Figure data in JSON
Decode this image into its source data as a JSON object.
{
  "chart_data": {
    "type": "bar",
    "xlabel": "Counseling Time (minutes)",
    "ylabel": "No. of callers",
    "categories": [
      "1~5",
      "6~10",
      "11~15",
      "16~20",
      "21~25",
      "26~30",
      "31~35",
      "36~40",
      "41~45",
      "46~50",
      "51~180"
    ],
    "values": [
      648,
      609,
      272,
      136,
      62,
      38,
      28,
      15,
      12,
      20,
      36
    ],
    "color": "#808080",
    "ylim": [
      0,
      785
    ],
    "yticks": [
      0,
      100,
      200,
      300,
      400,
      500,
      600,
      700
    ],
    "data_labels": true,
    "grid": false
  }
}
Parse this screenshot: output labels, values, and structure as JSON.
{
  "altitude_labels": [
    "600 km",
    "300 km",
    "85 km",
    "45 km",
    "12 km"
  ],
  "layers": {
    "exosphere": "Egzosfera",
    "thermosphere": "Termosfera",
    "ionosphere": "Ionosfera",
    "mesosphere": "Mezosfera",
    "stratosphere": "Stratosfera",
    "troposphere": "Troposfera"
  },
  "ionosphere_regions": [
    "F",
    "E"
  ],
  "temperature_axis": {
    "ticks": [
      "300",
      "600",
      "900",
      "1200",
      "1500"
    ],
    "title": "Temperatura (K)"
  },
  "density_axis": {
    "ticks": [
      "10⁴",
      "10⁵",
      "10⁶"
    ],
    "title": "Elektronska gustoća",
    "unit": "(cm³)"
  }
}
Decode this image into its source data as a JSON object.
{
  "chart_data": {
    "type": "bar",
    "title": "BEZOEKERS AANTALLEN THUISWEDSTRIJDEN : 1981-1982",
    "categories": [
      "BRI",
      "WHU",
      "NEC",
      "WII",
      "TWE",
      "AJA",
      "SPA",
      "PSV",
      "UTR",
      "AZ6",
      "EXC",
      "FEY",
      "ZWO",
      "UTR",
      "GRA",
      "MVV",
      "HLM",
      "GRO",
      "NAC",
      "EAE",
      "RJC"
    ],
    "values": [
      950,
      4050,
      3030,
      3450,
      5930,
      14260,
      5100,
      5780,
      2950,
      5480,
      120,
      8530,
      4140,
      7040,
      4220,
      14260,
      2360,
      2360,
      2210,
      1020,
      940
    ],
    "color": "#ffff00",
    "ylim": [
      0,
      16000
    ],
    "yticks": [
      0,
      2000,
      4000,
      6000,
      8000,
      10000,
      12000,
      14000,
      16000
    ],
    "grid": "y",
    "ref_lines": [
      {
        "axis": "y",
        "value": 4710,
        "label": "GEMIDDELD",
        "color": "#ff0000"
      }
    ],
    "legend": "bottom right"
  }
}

• **PROBLEM STATEMENT**: Each entry above is to be quoted exactly.

• **SOLUTION TO THE PROBLEM**:
Decode this image into its source data as a JSON object.
{
  "chart_data": {
    "type": "bar",
    "xlabel": "Counseling Time (minutes)",
    "ylabel": "No. of callers",
    "categories": [
      "1~5",
      "6~10",
      "11~15",
      "16~20",
      "21~25",
      "26~30",
      "31~35",
      "36~40",
      "41~45",
      "46~50",
      "51~180"
    ],
    "values": [
      648,
      609,
      272,
      136,
      62,
      38,
      28,
      15,
      12,
      20,
      36
    ],
    "color": "#808080",
    "ylim": [
      0,
      785
    ],
    "yticks": [
      0,
      100,
      200,
      300,
      400,
      500,
      600,
      700
    ],
    "data_labels": true,
    "grid": false
  }
}
Parse this screenshot: output labels, values, and structure as JSON.
{
  "altitude_labels": [
    "600 km",
    "300 km",
    "85 km",
    "45 km",
    "12 km"
  ],
  "layers": {
    "exosphere": "Egzosfera",
    "thermosphere": "Termosfera",
    "ionosphere": "Ionosfera",
    "mesosphere": "Mezosfera",
    "stratosphere": "Stratosfera",
    "troposphere": "Troposfera"
  },
  "ionosphere_regions": [
    "F",
    "E"
  ],
  "temperature_axis": {
    "ticks": [
      "300",
      "600",
      "900",
      "1200",
      "1500"
    ],
    "title": "Temperatura (K)"
  },
  "density_axis": {
    "ticks": [
      "10⁴",
      "10⁵",
      "10⁶"
    ],
    "title": "Elektronska gustoća",
    "unit": "(cm³)"
  }
}
Decode this image into its source data as a JSON object.
{
  "chart_data": {
    "type": "bar",
    "title": "BEZOEKERS AANTALLEN THUISWEDSTRIJDEN : 1981-1982",
    "categories": [
      "BRI",
      "WHU",
      "NEC",
      "WII",
      "TWE",
      "AJA",
      "SPA",
      "PSV",
      "UTR",
      "AZ6",
      "EXC",
      "FEY",
      "ZWO",
      "UTR",
      "GRA",
      "MVV",
      "HLM",
      "GRO",
      "NAC",
      "EAE",
      "RJC"
    ],
    "values": [
      950,
      4050,
      3030,
      3450,
      5930,
      14260,
      5100,
      5780,
      2950,
      5480,
      120,
      8530,
      4140,
      7040,
      4220,
      14260,
      2360,
      2360,
      2210,
      1020,
      940
    ],
    "color": "#ffff00",
    "ylim": [
      0,
      16000
    ],
    "yticks": [
      0,
      2000,
      4000,
      6000,
      8000,
      10000,
      12000,
      14000,
      16000
    ],
    "grid": "y",
    "ref_lines": [
      {
        "axis": "y",
        "value": 4710,
        "label": "GEMIDDELD",
        "color": "#ff0000"
      }
    ],
    "legend": "bottom right"
  }
}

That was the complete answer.